### [Excerpted data]
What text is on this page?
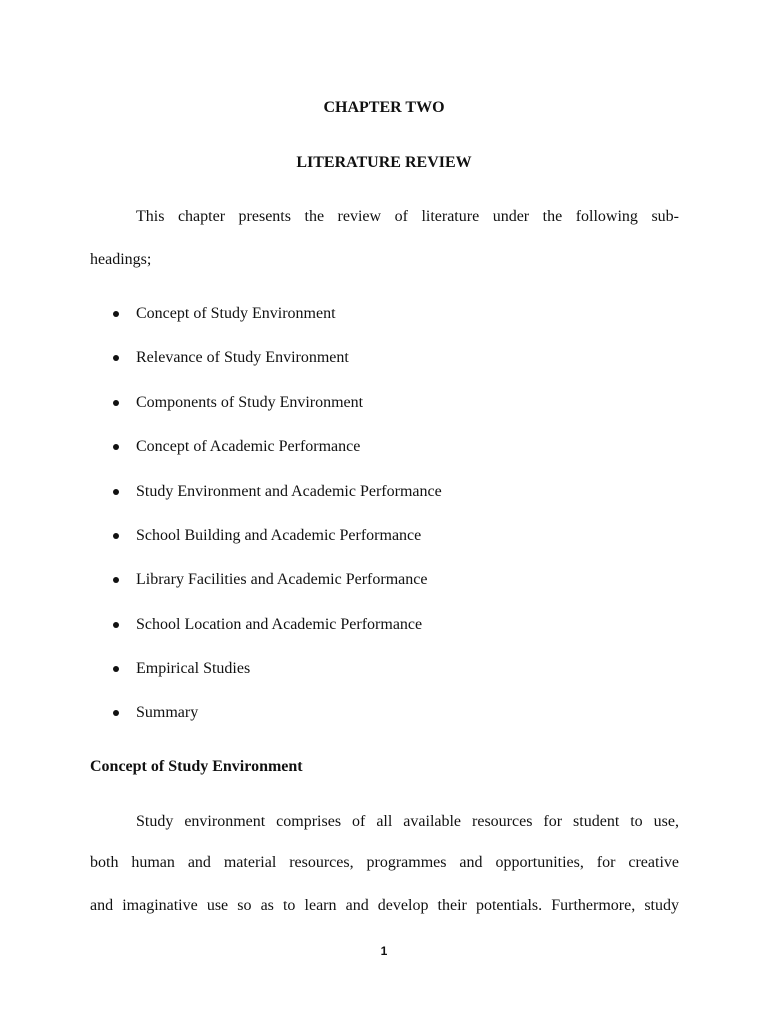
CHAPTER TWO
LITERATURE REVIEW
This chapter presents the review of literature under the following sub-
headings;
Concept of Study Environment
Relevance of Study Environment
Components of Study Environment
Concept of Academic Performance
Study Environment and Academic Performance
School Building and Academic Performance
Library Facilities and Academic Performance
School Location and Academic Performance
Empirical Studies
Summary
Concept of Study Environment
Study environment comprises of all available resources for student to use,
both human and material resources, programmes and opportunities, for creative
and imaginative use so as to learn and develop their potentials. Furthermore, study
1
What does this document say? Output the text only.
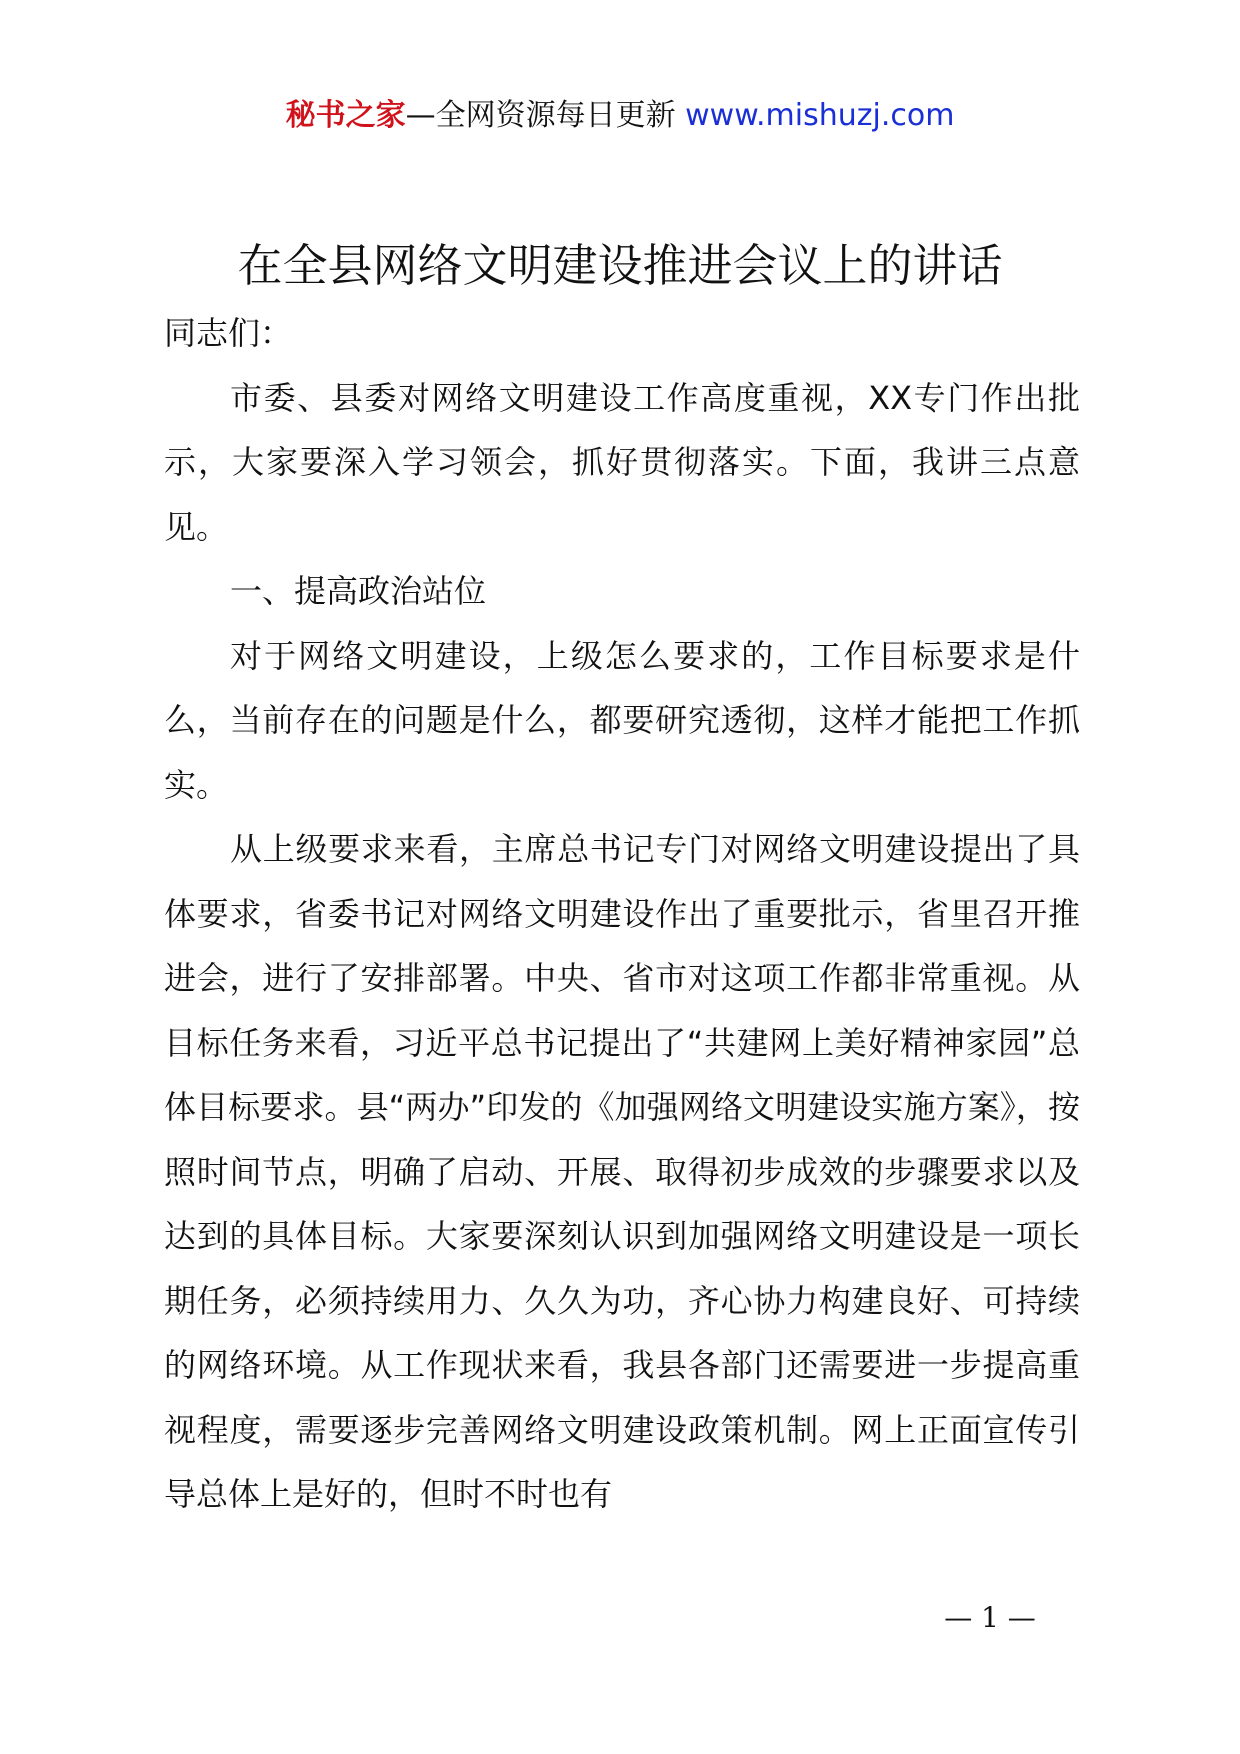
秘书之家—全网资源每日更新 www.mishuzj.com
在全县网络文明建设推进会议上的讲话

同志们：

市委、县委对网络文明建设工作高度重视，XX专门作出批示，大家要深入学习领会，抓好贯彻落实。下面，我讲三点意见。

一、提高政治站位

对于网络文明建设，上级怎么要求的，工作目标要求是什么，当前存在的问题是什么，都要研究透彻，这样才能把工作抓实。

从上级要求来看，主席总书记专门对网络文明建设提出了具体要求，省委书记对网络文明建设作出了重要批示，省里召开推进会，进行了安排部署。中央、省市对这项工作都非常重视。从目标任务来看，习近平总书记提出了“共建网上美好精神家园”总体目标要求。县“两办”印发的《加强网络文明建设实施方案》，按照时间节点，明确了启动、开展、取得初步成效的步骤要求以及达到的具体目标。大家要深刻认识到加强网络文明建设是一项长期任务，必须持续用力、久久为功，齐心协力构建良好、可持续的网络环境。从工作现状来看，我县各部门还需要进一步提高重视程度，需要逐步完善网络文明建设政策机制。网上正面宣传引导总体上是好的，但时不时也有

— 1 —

### [Task]
Transcribe all the records above word for word, without their images.

### [The completed task]
What text is on this page?
CHAPTER TWO
LITERATURE REVIEW
This chapter presents the review of literature under the following sub-
headings;
Concept of Study Environment
Relevance of Study Environment
Components of Study Environment
Concept of Academic Performance
Study Environment and Academic Performance
School Building and Academic Performance
Library Facilities and Academic Performance
School Location and Academic Performance
Empirical Studies
Summary
Concept of Study Environment
Study environment comprises of all available resources for student to use,
both human and material resources, programmes and opportunities, for creative
and imaginative use so as to learn and develop their potentials. Furthermore, study
1
What does this document say? Output the text only.
秘书之家—全网资源每日更新 www.mishuzj.com
在全县网络文明建设推进会议上的讲话

同志们：

市委、县委对网络文明建设工作高度重视，XX专门作出批示，大家要深入学习领会，抓好贯彻落实。下面，我讲三点意见。

一、提高政治站位

对于网络文明建设，上级怎么要求的，工作目标要求是什么，当前存在的问题是什么，都要研究透彻，这样才能把工作抓实。

从上级要求来看，主席总书记专门对网络文明建设提出了具体要求，省委书记对网络文明建设作出了重要批示，省里召开推进会，进行了安排部署。中央、省市对这项工作都非常重视。从目标任务来看，习近平总书记提出了“共建网上美好精神家园”总体目标要求。县“两办”印发的《加强网络文明建设实施方案》，按照时间节点，明确了启动、开展、取得初步成效的步骤要求以及达到的具体目标。大家要深刻认识到加强网络文明建设是一项长期任务，必须持续用力、久久为功，齐心协力构建良好、可持续的网络环境。从工作现状来看，我县各部门还需要进一步提高重视程度，需要逐步完善网络文明建设政策机制。网上正面宣传引导总体上是好的，但时不时也有

— 1 —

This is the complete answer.